SET TASK = Quote the whole listing word for word. Do not include the pictures.

RECORDS SHOWN =
━━━━━━━━━━━━━━━━
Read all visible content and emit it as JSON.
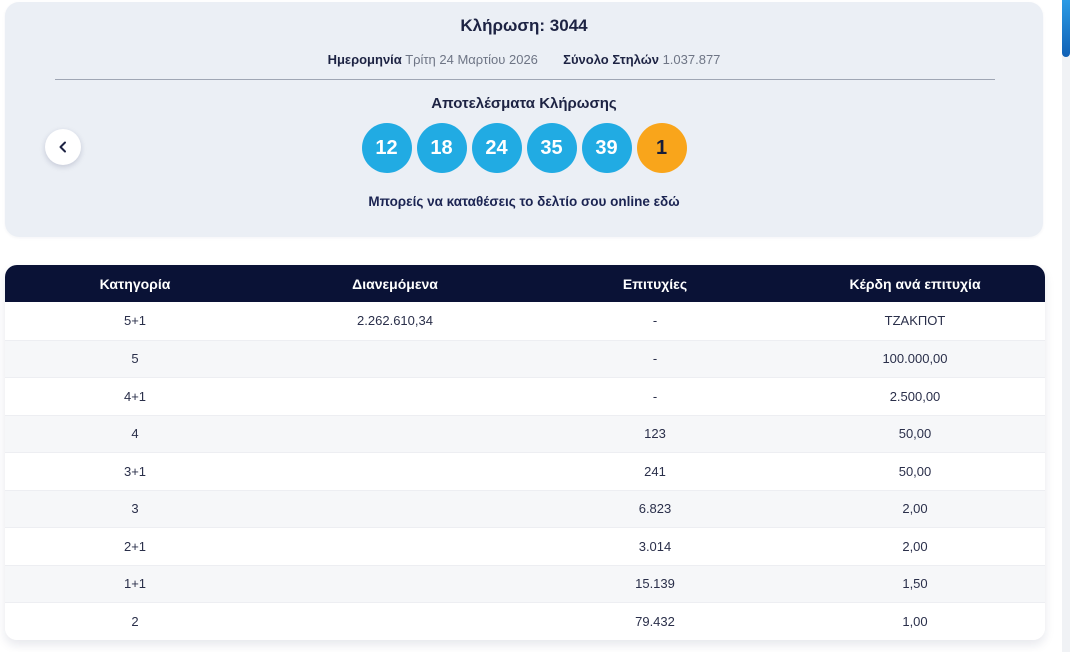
{
  "draw": {
    "title": "Κλήρωση: 3044",
    "date_label": "Ημερομηνία",
    "date_value": "Τρίτη 24 Μαρτίου 2026",
    "columns_label": "Σύνολο Στηλών",
    "columns_value": "1.037.877"
  },
  "results": {
    "heading": "Αποτελέσματα Κλήρωσης",
    "numbers": [
      "12",
      "18",
      "24",
      "35",
      "39"
    ],
    "joker": "1",
    "link_text": "Μπορείς να καταθέσεις το δελτίο σου online εδώ"
  },
  "table": {
    "headers": [
      "Κατηγορία",
      "Διανεμόμενα",
      "Επιτυχίες",
      "Κέρδη ανά επιτυχία"
    ],
    "rows": [
      [
        "5+1",
        "2.262.610,34",
        "-",
        "ΤΖΑΚΠΟΤ"
      ],
      [
        "5",
        "",
        "-",
        "100.000,00"
      ],
      [
        "4+1",
        "",
        "-",
        "2.500,00"
      ],
      [
        "4",
        "",
        "123",
        "50,00"
      ],
      [
        "3+1",
        "",
        "241",
        "50,00"
      ],
      [
        "3",
        "",
        "6.823",
        "2,00"
      ],
      [
        "2+1",
        "",
        "3.014",
        "2,00"
      ],
      [
        "1+1",
        "",
        "15.139",
        "1,50"
      ],
      [
        "2",
        "",
        "79.432",
        "1,00"
      ]
    ]
  },
  "colors": {
    "number_ball_blue": "#21abe3",
    "joker_ball_orange": "#f9a51b",
    "table_header_navy": "#0a1236",
    "navy_text": "#1d2343",
    "scrollbar_thumb_blue": "#1e7ad0",
    "card_background": "#ebeff5"
  }
}
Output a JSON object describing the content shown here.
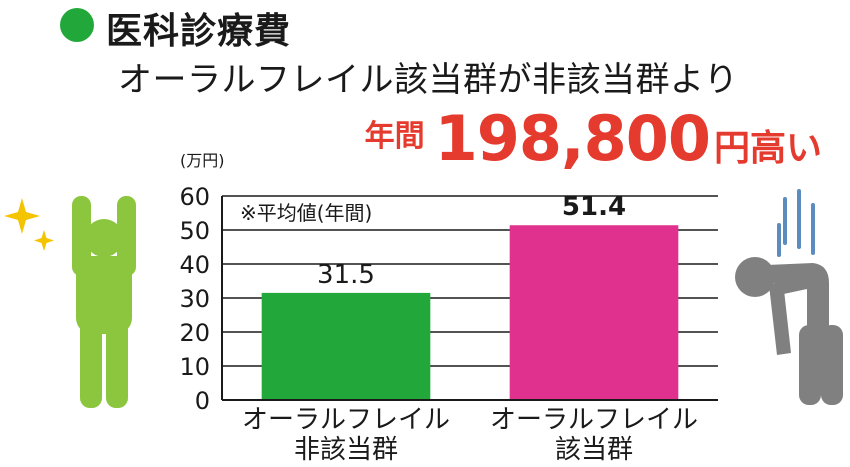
{
  "heading": {
    "title": "医科診療費",
    "subtitle": "オーラルフレイル該当群が非該当群より",
    "headline_prefix": "年間",
    "headline_amount": "198,800",
    "headline_suffix": "円高い"
  },
  "colors": {
    "accent_green": "#22a83a",
    "non_frail_bar": "#22a83a",
    "frail_bar": "#e0318f",
    "headline_red": "#e53a2e",
    "healthy_figure": "#8cc63f",
    "unwell_figure": "#808080",
    "sparkle": "#f5c400",
    "sweat_lines": "#5b8bbf"
  },
  "icons": [
    "healthy-person-icon",
    "sparkle-icon",
    "tired-person-icon"
  ],
  "chart_data": {
    "type": "bar",
    "unit_label": "(万円)",
    "note": "※平均値(年間)",
    "categories": [
      "オーラルフレイル\n非該当群",
      "オーラルフレイル\n該当群"
    ],
    "values": [
      31.5,
      51.4
    ],
    "value_labels": [
      "31.5",
      "51.4"
    ],
    "ylim": [
      0,
      60
    ],
    "yticks": [
      0,
      10,
      20,
      30,
      40,
      50,
      60
    ],
    "grid": true
  }
}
━━━━━━━━━━━━━━━━
OUTPUT =
Read all visible content and emit it as JSON.
{
  "draw": {
    "title": "Κλήρωση: 3044",
    "date_label": "Ημερομηνία",
    "date_value": "Τρίτη 24 Μαρτίου 2026",
    "columns_label": "Σύνολο Στηλών",
    "columns_value": "1.037.877"
  },
  "results": {
    "heading": "Αποτελέσματα Κλήρωσης",
    "numbers": [
      "12",
      "18",
      "24",
      "35",
      "39"
    ],
    "joker": "1",
    "link_text": "Μπορείς να καταθέσεις το δελτίο σου online εδώ"
  },
  "table": {
    "headers": [
      "Κατηγορία",
      "Διανεμόμενα",
      "Επιτυχίες",
      "Κέρδη ανά επιτυχία"
    ],
    "rows": [
      [
        "5+1",
        "2.262.610,34",
        "-",
        "ΤΖΑΚΠΟΤ"
      ],
      [
        "5",
        "",
        "-",
        "100.000,00"
      ],
      [
        "4+1",
        "",
        "-",
        "2.500,00"
      ],
      [
        "4",
        "",
        "123",
        "50,00"
      ],
      [
        "3+1",
        "",
        "241",
        "50,00"
      ],
      [
        "3",
        "",
        "6.823",
        "2,00"
      ],
      [
        "2+1",
        "",
        "3.014",
        "2,00"
      ],
      [
        "1+1",
        "",
        "15.139",
        "1,50"
      ],
      [
        "2",
        "",
        "79.432",
        "1,00"
      ]
    ]
  },
  "colors": {
    "number_ball_blue": "#21abe3",
    "joker_ball_orange": "#f9a51b",
    "table_header_navy": "#0a1236",
    "navy_text": "#1d2343",
    "scrollbar_thumb_blue": "#1e7ad0",
    "card_background": "#ebeff5"
  }
}
Output a JSON object describing the content shown here.
{
  "heading": {
    "title": "医科診療費",
    "subtitle": "オーラルフレイル該当群が非該当群より",
    "headline_prefix": "年間",
    "headline_amount": "198,800",
    "headline_suffix": "円高い"
  },
  "colors": {
    "accent_green": "#22a83a",
    "non_frail_bar": "#22a83a",
    "frail_bar": "#e0318f",
    "headline_red": "#e53a2e",
    "healthy_figure": "#8cc63f",
    "unwell_figure": "#808080",
    "sparkle": "#f5c400",
    "sweat_lines": "#5b8bbf"
  },
  "icons": [
    "healthy-person-icon",
    "sparkle-icon",
    "tired-person-icon"
  ],
  "chart_data": {
    "type": "bar",
    "unit_label": "(万円)",
    "note": "※平均値(年間)",
    "categories": [
      "オーラルフレイル\n非該当群",
      "オーラルフレイル\n該当群"
    ],
    "values": [
      31.5,
      51.4
    ],
    "value_labels": [
      "31.5",
      "51.4"
    ],
    "ylim": [
      0,
      60
    ],
    "yticks": [
      0,
      10,
      20,
      30,
      40,
      50,
      60
    ],
    "grid": true
  }
}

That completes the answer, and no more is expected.